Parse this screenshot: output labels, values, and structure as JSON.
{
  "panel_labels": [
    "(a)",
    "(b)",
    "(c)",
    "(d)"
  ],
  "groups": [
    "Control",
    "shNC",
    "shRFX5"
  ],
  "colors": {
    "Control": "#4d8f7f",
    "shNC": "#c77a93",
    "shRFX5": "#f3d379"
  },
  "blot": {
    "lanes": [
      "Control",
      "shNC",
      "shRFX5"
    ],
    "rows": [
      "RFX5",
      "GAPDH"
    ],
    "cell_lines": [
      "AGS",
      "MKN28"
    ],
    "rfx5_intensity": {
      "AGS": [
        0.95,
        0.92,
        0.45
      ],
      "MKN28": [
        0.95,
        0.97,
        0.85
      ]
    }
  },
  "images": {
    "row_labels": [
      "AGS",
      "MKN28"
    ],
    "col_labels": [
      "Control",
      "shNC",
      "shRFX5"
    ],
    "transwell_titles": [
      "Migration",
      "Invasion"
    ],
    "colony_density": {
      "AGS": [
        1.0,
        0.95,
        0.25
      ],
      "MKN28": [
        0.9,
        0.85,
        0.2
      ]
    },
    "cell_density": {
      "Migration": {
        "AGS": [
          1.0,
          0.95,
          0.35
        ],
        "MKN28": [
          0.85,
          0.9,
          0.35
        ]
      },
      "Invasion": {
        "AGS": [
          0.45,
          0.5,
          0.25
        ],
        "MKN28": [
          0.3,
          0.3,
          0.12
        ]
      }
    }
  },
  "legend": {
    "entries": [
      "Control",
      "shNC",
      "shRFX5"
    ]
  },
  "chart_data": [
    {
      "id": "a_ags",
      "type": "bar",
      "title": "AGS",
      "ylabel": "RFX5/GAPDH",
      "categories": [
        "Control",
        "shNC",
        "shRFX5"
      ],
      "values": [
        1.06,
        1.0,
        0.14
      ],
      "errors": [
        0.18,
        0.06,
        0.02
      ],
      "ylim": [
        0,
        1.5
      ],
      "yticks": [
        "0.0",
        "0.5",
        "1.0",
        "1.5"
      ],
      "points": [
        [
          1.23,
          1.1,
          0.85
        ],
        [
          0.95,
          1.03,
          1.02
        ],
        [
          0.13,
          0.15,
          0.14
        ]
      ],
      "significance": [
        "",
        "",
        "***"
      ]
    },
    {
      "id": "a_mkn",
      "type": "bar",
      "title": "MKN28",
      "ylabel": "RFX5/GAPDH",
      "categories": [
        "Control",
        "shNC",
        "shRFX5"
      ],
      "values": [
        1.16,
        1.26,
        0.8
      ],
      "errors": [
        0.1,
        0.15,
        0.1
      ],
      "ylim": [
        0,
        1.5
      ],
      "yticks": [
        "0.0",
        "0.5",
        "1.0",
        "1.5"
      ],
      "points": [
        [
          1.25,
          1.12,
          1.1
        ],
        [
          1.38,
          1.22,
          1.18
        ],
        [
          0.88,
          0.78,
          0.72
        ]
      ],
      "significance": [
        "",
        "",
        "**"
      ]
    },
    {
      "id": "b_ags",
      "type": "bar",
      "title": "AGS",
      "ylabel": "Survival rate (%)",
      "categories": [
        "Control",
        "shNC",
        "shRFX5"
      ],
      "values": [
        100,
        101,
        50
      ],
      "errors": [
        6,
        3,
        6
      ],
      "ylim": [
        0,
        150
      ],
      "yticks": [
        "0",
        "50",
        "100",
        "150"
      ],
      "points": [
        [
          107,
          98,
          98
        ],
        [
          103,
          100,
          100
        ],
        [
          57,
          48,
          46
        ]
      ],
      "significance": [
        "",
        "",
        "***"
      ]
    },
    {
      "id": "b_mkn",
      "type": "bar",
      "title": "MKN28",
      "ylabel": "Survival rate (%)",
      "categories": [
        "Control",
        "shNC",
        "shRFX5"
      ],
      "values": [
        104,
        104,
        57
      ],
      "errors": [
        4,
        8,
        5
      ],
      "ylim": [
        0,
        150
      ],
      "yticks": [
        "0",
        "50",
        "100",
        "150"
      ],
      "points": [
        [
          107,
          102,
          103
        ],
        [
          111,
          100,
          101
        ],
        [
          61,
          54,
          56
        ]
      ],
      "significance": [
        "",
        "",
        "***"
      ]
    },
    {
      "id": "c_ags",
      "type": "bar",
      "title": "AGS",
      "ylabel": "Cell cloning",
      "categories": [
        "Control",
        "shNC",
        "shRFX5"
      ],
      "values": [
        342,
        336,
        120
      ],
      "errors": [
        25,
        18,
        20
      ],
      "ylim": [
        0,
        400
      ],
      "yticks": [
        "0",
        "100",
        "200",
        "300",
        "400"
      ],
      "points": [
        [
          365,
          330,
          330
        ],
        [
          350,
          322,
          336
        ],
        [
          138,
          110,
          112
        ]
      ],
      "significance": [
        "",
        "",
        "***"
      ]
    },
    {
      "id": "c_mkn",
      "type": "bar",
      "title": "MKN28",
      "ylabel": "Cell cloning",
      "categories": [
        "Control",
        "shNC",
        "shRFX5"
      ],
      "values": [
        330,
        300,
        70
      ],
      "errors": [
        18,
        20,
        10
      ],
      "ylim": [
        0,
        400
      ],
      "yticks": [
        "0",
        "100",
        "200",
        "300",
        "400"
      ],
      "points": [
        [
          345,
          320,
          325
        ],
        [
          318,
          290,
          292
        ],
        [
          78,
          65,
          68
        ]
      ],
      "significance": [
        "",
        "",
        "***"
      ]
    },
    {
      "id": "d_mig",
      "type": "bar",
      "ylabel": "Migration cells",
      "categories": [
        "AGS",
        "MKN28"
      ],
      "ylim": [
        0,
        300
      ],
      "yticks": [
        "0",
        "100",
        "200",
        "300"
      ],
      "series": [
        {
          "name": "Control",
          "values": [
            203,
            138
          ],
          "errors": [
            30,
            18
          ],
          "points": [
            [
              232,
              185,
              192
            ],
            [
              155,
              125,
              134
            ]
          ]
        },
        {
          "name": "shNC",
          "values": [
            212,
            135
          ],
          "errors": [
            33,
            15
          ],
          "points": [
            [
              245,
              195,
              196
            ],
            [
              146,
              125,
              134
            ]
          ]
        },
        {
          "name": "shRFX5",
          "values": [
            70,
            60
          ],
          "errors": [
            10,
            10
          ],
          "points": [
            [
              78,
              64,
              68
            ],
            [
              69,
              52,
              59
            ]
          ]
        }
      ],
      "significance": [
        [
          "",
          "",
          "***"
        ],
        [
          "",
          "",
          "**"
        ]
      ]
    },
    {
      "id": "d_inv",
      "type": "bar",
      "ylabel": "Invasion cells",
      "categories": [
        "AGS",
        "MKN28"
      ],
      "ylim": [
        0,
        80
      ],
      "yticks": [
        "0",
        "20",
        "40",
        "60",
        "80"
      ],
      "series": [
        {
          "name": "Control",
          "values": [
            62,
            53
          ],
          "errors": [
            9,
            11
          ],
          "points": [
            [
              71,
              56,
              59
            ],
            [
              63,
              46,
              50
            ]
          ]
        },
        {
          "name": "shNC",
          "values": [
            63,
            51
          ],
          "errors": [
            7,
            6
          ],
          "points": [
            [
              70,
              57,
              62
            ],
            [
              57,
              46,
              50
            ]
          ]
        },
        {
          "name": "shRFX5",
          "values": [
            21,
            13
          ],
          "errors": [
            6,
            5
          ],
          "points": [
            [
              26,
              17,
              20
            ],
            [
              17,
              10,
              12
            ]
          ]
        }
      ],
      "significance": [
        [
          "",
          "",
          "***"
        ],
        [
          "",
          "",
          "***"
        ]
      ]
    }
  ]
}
####################
**Required work:** When you transcribe the records above, keep every line exactly the same.

**Task result:**
Parse this screenshot: output labels, values, and structure as JSON.
{
  "panel_labels": [
    "(a)",
    "(b)",
    "(c)",
    "(d)"
  ],
  "groups": [
    "Control",
    "shNC",
    "shRFX5"
  ],
  "colors": {
    "Control": "#4d8f7f",
    "shNC": "#c77a93",
    "shRFX5": "#f3d379"
  },
  "blot": {
    "lanes": [
      "Control",
      "shNC",
      "shRFX5"
    ],
    "rows": [
      "RFX5",
      "GAPDH"
    ],
    "cell_lines": [
      "AGS",
      "MKN28"
    ],
    "rfx5_intensity": {
      "AGS": [
        0.95,
        0.92,
        0.45
      ],
      "MKN28": [
        0.95,
        0.97,
        0.85
      ]
    }
  },
  "images": {
    "row_labels": [
      "AGS",
      "MKN28"
    ],
    "col_labels": [
      "Control",
      "shNC",
      "shRFX5"
    ],
    "transwell_titles": [
      "Migration",
      "Invasion"
    ],
    "colony_density": {
      "AGS": [
        1.0,
        0.95,
        0.25
      ],
      "MKN28": [
        0.9,
        0.85,
        0.2
      ]
    },
    "cell_density": {
      "Migration": {
        "AGS": [
          1.0,
          0.95,
          0.35
        ],
        "MKN28": [
          0.85,
          0.9,
          0.35
        ]
      },
      "Invasion": {
        "AGS": [
          0.45,
          0.5,
          0.25
        ],
        "MKN28": [
          0.3,
          0.3,
          0.12
        ]
      }
    }
  },
  "legend": {
    "entries": [
      "Control",
      "shNC",
      "shRFX5"
    ]
  },
  "chart_data": [
    {
      "id": "a_ags",
      "type": "bar",
      "title": "AGS",
      "ylabel": "RFX5/GAPDH",
      "categories": [
        "Control",
        "shNC",
        "shRFX5"
      ],
      "values": [
        1.06,
        1.0,
        0.14
      ],
      "errors": [
        0.18,
        0.06,
        0.02
      ],
      "ylim": [
        0,
        1.5
      ],
      "yticks": [
        "0.0",
        "0.5",
        "1.0",
        "1.5"
      ],
      "points": [
        [
          1.23,
          1.1,
          0.85
        ],
        [
          0.95,
          1.03,
          1.02
        ],
        [
          0.13,
          0.15,
          0.14
        ]
      ],
      "significance": [
        "",
        "",
        "***"
      ]
    },
    {
      "id": "a_mkn",
      "type": "bar",
      "title": "MKN28",
      "ylabel": "RFX5/GAPDH",
      "categories": [
        "Control",
        "shNC",
        "shRFX5"
      ],
      "values": [
        1.16,
        1.26,
        0.8
      ],
      "errors": [
        0.1,
        0.15,
        0.1
      ],
      "ylim": [
        0,
        1.5
      ],
      "yticks": [
        "0.0",
        "0.5",
        "1.0",
        "1.5"
      ],
      "points": [
        [
          1.25,
          1.12,
          1.1
        ],
        [
          1.38,
          1.22,
          1.18
        ],
        [
          0.88,
          0.78,
          0.72
        ]
      ],
      "significance": [
        "",
        "",
        "**"
      ]
    },
    {
      "id": "b_ags",
      "type": "bar",
      "title": "AGS",
      "ylabel": "Survival rate (%)",
      "categories": [
        "Control",
        "shNC",
        "shRFX5"
      ],
      "values": [
        100,
        101,
        50
      ],
      "errors": [
        6,
        3,
        6
      ],
      "ylim": [
        0,
        150
      ],
      "yticks": [
        "0",
        "50",
        "100",
        "150"
      ],
      "points": [
        [
          107,
          98,
          98
        ],
        [
          103,
          100,
          100
        ],
        [
          57,
          48,
          46
        ]
      ],
      "significance": [
        "",
        "",
        "***"
      ]
    },
    {
      "id": "b_mkn",
      "type": "bar",
      "title": "MKN28",
      "ylabel": "Survival rate (%)",
      "categories": [
        "Control",
        "shNC",
        "shRFX5"
      ],
      "values": [
        104,
        104,
        57
      ],
      "errors": [
        4,
        8,
        5
      ],
      "ylim": [
        0,
        150
      ],
      "yticks": [
        "0",
        "50",
        "100",
        "150"
      ],
      "points": [
        [
          107,
          102,
          103
        ],
        [
          111,
          100,
          101
        ],
        [
          61,
          54,
          56
        ]
      ],
      "significance": [
        "",
        "",
        "***"
      ]
    },
    {
      "id": "c_ags",
      "type": "bar",
      "title": "AGS",
      "ylabel": "Cell cloning",
      "categories": [
        "Control",
        "shNC",
        "shRFX5"
      ],
      "values": [
        342,
        336,
        120
      ],
      "errors": [
        25,
        18,
        20
      ],
      "ylim": [
        0,
        400
      ],
      "yticks": [
        "0",
        "100",
        "200",
        "300",
        "400"
      ],
      "points": [
        [
          365,
          330,
          330
        ],
        [
          350,
          322,
          336
        ],
        [
          138,
          110,
          112
        ]
      ],
      "significance": [
        "",
        "",
        "***"
      ]
    },
    {
      "id": "c_mkn",
      "type": "bar",
      "title": "MKN28",
      "ylabel": "Cell cloning",
      "categories": [
        "Control",
        "shNC",
        "shRFX5"
      ],
      "values": [
        330,
        300,
        70
      ],
      "errors": [
        18,
        20,
        10
      ],
      "ylim": [
        0,
        400
      ],
      "yticks": [
        "0",
        "100",
        "200",
        "300",
        "400"
      ],
      "points": [
        [
          345,
          320,
          325
        ],
        [
          318,
          290,
          292
        ],
        [
          78,
          65,
          68
        ]
      ],
      "significance": [
        "",
        "",
        "***"
      ]
    },
    {
      "id": "d_mig",
      "type": "bar",
      "ylabel": "Migration cells",
      "categories": [
        "AGS",
        "MKN28"
      ],
      "ylim": [
        0,
        300
      ],
      "yticks": [
        "0",
        "100",
        "200",
        "300"
      ],
      "series": [
        {
          "name": "Control",
          "values": [
            203,
            138
          ],
          "errors": [
            30,
            18
          ],
          "points": [
            [
              232,
              185,
              192
            ],
            [
              155,
              125,
              134
            ]
          ]
        },
        {
          "name": "shNC",
          "values": [
            212,
            135
          ],
          "errors": [
            33,
            15
          ],
          "points": [
            [
              245,
              195,
              196
            ],
            [
              146,
              125,
              134
            ]
          ]
        },
        {
          "name": "shRFX5",
          "values": [
            70,
            60
          ],
          "errors": [
            10,
            10
          ],
          "points": [
            [
              78,
              64,
              68
            ],
            [
              69,
              52,
              59
            ]
          ]
        }
      ],
      "significance": [
        [
          "",
          "",
          "***"
        ],
        [
          "",
          "",
          "**"
        ]
      ]
    },
    {
      "id": "d_inv",
      "type": "bar",
      "ylabel": "Invasion cells",
      "categories": [
        "AGS",
        "MKN28"
      ],
      "ylim": [
        0,
        80
      ],
      "yticks": [
        "0",
        "20",
        "40",
        "60",
        "80"
      ],
      "series": [
        {
          "name": "Control",
          "values": [
            62,
            53
          ],
          "errors": [
            9,
            11
          ],
          "points": [
            [
              71,
              56,
              59
            ],
            [
              63,
              46,
              50
            ]
          ]
        },
        {
          "name": "shNC",
          "values": [
            63,
            51
          ],
          "errors": [
            7,
            6
          ],
          "points": [
            [
              70,
              57,
              62
            ],
            [
              57,
              46,
              50
            ]
          ]
        },
        {
          "name": "shRFX5",
          "values": [
            21,
            13
          ],
          "errors": [
            6,
            5
          ],
          "points": [
            [
              26,
              17,
              20
            ],
            [
              17,
              10,
              12
            ]
          ]
        }
      ],
      "significance": [
        [
          "",
          "",
          "***"
        ],
        [
          "",
          "",
          "***"
        ]
      ]
    }
  ]
}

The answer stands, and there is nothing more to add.